Dataset items
— START —

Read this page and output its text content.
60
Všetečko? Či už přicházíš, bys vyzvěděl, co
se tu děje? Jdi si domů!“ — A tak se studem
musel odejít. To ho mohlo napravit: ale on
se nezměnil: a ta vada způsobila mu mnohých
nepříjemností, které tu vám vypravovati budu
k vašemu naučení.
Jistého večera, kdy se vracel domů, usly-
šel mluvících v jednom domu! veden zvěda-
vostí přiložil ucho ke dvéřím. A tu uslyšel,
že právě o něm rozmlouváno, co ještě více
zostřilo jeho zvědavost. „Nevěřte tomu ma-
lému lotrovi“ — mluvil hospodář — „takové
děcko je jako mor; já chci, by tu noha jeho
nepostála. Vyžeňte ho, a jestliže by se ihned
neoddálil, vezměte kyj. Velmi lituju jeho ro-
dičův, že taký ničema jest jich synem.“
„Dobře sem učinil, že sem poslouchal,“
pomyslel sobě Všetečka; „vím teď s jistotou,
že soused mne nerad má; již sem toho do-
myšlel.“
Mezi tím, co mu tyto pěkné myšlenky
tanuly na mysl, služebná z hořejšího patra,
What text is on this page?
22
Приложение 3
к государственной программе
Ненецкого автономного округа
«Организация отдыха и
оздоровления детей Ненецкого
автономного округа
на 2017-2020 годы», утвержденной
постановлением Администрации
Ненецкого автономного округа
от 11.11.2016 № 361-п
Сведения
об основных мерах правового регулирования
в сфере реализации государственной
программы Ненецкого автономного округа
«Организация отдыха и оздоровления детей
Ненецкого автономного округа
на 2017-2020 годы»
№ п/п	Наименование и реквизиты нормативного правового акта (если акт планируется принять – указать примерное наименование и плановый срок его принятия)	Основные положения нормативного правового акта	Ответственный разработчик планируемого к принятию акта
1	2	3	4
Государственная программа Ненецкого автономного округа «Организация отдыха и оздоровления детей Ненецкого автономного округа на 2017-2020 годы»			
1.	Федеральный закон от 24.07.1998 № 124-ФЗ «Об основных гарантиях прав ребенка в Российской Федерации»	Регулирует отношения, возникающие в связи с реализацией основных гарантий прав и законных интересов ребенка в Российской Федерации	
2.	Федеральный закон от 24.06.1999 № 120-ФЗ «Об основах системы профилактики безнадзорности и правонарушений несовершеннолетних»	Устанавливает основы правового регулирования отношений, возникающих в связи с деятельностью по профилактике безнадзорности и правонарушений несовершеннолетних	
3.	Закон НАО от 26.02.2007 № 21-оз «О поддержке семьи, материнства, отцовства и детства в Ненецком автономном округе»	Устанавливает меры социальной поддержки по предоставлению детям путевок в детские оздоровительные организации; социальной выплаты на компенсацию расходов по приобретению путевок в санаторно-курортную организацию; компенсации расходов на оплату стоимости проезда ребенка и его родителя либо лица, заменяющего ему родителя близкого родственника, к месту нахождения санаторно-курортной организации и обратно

— END —

### What you have to do
Provide the number of lines containing the string "основных", with no other output.

### Task result
2